▶ **PROBLEM TO SOLVE**: Quote the stretch of the computer science fundamentals page below that runs from "Computer Science Fundamentals: Sorting" up to and including "the big parts.".

▶ **TEXT PASSAGE**:

***

Computer Science Fundamentals: Sorting

Paul Chong

Paul Chong

Table of Contents

Big O

Big O is the way we analyze how efficient algorithms or code is. Example 4x^2 + x + 1. If x = 5, the first number would be 100, second number 25, and third 1 for a total of 126. But if you plugged in a large number like 1,000,000, the first number would be 4e+12, second number 1,000,000, and the third 1. A huge difference. In the second example, we don't care too much about the 2nd and 3rd numbers since the first number is the bulk of the result so we ignore the little parts and concentrate on the big parts.

Space Complexity: How much memory is used? Time Complexity: How many primitive operations are executed?

...with respect to input size and assuming worst case scenario.

Recursion

Recursion is a method of solving a problem where the solution depends on solutions to smaller instances of the same problem. Or, it is a function that calls itself and maintains state throughout its execution.

When creating recursive functions, always start with the base case, otherwise you'll end up with a stack overflow.

***

▶ **AVAILABLE DATA**:
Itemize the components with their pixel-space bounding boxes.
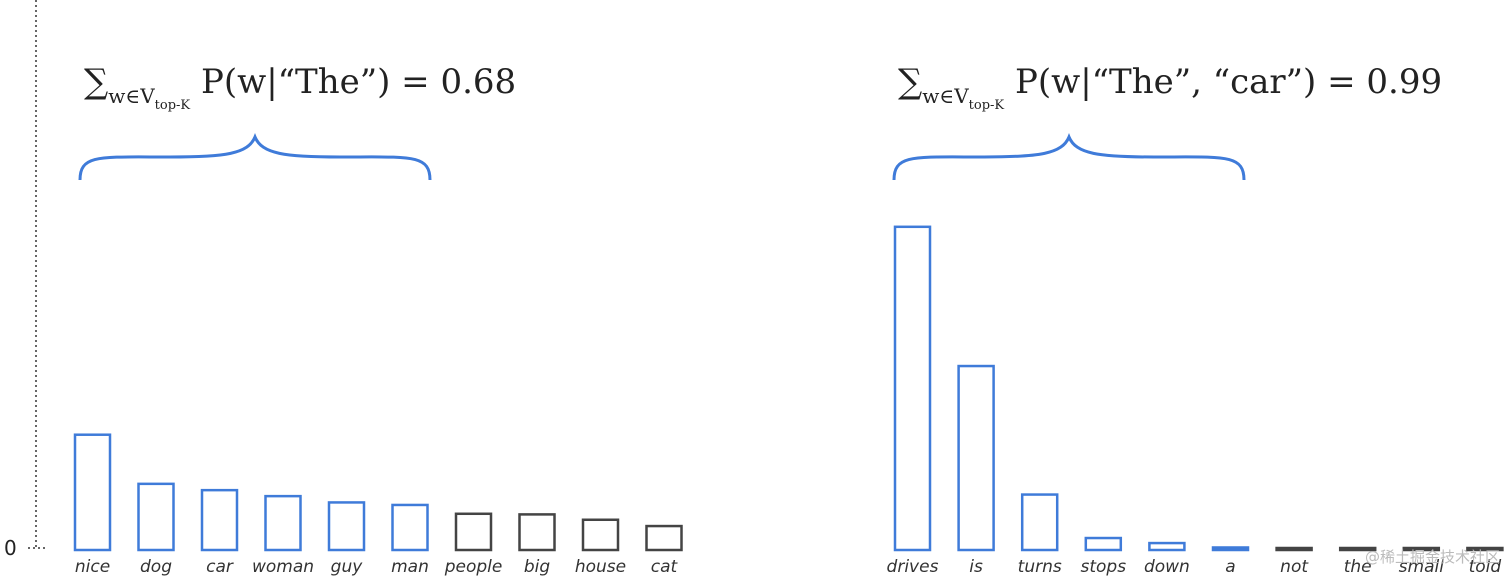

***

▶ **TASK OUTPUT**:
Computer Science Fundamentals: Sorting

Paul Chong

Paul Chong

Table of Contents

Big O

Big O is the way we analyze how efficient algorithms or code is. Example 4x^2 + x + 1. If x = 5, the first number would be 100, second number 25, and third 1 for a total of 126. But if you plugged in a large number like 1,000,000, the first number would be 4e+12, second number 1,000,000, and the third 1. A huge difference. In the second example, we don't care too much about the 2nd and 3rd numbers since the first number is the bulk of the result so we ignore the little parts and concentrate on the big parts.